*** Supplied records ***
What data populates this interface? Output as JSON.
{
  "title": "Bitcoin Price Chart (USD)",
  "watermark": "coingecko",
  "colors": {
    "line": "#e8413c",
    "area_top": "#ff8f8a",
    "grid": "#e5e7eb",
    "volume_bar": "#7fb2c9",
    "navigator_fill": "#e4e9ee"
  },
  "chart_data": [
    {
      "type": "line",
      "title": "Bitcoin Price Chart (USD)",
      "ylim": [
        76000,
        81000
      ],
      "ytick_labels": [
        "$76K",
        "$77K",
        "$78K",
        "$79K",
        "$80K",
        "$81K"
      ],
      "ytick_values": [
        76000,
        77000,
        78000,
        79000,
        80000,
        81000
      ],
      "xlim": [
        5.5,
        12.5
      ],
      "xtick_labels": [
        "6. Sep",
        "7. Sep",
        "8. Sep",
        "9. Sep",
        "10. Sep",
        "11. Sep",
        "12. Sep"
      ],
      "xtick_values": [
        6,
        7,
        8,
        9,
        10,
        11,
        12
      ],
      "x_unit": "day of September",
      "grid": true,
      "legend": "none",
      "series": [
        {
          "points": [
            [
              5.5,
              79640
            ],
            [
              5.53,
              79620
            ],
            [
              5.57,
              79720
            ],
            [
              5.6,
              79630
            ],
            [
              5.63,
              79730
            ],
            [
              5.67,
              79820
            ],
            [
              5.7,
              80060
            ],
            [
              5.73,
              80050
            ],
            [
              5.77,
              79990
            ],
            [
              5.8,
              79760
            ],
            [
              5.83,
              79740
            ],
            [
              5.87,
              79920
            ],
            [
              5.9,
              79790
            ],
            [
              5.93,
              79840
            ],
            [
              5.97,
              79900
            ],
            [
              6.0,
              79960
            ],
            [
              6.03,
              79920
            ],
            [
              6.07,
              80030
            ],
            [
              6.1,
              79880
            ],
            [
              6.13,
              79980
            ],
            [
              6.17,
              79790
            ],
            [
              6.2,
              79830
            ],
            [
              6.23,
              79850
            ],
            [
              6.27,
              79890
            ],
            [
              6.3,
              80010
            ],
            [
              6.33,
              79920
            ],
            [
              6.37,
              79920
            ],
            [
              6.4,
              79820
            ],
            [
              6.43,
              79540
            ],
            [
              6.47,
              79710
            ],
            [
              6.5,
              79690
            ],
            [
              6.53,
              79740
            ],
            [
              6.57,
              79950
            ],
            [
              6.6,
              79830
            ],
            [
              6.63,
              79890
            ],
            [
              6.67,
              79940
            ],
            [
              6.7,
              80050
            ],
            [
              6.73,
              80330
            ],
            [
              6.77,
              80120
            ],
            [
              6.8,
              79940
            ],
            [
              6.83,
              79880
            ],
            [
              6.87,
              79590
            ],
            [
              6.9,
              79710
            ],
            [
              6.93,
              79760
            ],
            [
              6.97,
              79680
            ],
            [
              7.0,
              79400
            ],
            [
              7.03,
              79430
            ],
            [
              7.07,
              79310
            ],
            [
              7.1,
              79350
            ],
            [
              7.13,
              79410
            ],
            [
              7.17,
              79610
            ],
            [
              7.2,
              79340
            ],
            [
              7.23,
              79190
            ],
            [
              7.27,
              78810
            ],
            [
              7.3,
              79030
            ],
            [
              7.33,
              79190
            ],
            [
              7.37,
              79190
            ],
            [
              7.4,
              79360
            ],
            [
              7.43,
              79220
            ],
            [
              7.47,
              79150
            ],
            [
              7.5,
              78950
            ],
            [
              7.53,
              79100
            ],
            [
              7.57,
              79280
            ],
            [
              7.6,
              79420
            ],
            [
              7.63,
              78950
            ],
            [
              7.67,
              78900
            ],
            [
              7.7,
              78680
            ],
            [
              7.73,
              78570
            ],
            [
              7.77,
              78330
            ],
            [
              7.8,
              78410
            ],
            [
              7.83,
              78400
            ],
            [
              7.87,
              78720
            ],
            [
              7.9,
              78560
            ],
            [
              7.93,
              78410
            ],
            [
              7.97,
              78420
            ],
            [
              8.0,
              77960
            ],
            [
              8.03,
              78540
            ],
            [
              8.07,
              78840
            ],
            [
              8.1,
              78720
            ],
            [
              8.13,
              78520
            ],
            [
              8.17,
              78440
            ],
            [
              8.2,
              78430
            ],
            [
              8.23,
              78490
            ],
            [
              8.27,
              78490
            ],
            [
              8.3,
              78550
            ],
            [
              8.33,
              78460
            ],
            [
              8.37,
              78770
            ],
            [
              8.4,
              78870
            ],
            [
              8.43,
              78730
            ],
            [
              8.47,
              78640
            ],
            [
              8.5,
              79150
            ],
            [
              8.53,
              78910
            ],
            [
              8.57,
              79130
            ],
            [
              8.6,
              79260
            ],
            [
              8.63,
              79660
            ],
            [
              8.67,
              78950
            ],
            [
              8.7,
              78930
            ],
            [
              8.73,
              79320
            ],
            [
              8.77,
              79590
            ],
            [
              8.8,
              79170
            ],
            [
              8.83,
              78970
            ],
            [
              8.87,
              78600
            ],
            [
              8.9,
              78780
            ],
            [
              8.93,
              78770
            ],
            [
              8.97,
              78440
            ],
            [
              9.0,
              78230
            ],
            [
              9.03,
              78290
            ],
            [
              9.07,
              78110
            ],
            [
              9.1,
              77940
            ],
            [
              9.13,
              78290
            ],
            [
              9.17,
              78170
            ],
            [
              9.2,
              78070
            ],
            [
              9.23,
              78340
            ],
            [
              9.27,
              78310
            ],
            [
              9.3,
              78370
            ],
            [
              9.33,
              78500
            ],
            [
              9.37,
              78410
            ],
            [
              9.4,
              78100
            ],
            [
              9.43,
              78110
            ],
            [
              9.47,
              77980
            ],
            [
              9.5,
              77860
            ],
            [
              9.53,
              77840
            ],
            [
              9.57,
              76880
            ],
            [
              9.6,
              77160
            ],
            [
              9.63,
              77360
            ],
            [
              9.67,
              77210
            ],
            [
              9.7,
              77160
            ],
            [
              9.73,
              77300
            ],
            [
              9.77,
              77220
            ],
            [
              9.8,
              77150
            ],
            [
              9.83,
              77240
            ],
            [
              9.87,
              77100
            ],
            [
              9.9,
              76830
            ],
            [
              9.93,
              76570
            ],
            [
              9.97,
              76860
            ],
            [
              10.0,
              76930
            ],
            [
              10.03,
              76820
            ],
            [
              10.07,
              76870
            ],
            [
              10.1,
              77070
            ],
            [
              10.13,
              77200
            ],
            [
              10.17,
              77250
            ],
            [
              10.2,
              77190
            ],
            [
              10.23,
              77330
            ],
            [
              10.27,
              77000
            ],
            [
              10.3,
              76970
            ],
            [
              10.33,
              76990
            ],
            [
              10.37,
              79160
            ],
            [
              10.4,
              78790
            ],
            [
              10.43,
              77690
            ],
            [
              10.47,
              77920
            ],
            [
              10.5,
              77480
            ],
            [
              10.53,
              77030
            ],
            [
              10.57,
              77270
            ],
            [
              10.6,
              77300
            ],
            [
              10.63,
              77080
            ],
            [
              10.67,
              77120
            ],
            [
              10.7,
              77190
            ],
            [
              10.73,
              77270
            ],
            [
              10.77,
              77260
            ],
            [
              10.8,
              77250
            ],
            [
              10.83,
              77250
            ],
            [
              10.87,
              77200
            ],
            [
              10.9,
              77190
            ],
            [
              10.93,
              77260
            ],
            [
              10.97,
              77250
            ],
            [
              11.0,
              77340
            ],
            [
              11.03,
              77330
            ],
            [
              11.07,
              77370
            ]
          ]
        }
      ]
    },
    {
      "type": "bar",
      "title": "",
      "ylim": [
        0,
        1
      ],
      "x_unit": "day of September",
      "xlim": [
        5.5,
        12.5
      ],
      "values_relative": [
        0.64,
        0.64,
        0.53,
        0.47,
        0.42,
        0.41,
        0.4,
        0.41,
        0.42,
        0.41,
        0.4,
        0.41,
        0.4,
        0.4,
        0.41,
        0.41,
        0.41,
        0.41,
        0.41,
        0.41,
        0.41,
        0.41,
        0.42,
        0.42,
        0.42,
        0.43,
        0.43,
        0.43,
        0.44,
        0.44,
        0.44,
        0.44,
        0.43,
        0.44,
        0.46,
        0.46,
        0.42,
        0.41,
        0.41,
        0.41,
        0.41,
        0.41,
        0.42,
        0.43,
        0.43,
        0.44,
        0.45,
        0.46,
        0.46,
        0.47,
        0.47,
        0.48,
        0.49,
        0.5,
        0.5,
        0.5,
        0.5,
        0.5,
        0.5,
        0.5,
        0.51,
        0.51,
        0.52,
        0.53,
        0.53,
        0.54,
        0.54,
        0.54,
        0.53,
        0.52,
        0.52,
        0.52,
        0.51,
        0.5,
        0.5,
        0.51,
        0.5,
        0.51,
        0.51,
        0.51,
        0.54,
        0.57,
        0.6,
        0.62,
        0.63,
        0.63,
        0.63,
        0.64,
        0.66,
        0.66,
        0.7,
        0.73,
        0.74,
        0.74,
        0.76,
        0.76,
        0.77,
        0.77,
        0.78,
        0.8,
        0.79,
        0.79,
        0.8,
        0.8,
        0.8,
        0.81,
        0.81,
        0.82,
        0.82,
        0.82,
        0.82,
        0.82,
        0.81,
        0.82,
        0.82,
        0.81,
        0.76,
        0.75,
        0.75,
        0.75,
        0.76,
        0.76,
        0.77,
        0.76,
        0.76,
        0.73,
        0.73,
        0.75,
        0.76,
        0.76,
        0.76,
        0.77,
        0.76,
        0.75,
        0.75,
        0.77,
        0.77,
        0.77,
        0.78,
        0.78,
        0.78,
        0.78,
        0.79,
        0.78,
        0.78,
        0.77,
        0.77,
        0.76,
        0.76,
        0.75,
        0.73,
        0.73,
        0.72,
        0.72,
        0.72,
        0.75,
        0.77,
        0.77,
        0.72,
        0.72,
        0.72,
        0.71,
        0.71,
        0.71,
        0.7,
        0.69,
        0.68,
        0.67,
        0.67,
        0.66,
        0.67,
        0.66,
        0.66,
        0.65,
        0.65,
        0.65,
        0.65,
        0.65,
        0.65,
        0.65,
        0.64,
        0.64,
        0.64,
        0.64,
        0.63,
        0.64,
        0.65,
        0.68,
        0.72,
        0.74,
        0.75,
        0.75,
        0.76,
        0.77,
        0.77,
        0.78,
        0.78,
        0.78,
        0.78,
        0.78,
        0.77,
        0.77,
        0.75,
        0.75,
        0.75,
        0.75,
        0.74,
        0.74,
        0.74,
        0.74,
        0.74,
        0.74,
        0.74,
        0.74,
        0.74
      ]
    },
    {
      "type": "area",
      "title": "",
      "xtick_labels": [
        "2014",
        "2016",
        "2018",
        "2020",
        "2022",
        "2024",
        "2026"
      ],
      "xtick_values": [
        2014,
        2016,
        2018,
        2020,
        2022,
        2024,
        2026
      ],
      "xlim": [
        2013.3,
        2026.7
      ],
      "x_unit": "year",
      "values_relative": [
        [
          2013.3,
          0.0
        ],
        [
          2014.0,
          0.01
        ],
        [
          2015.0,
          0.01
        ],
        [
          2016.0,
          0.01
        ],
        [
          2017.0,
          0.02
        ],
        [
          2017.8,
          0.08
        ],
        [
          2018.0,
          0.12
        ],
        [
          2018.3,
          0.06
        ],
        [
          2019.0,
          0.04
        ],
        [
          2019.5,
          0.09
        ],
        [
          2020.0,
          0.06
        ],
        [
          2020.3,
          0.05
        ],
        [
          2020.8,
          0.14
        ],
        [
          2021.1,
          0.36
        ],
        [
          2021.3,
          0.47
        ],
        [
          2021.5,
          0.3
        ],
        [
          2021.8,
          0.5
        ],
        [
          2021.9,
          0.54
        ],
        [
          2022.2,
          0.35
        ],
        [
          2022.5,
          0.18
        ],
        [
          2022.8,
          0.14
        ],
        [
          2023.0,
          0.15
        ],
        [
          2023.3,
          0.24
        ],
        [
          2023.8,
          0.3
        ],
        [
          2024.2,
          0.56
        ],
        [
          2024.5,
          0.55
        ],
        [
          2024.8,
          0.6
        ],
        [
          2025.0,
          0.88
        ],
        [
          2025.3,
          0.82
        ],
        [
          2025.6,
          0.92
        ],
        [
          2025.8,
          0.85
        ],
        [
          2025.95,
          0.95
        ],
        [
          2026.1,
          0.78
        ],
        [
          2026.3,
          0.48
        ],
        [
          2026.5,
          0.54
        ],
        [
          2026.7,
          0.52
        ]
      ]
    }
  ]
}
***
» **Task description**:
Tally how many lines of the records hold the word "Price". Answer with the number only.

» **Task solution**:
2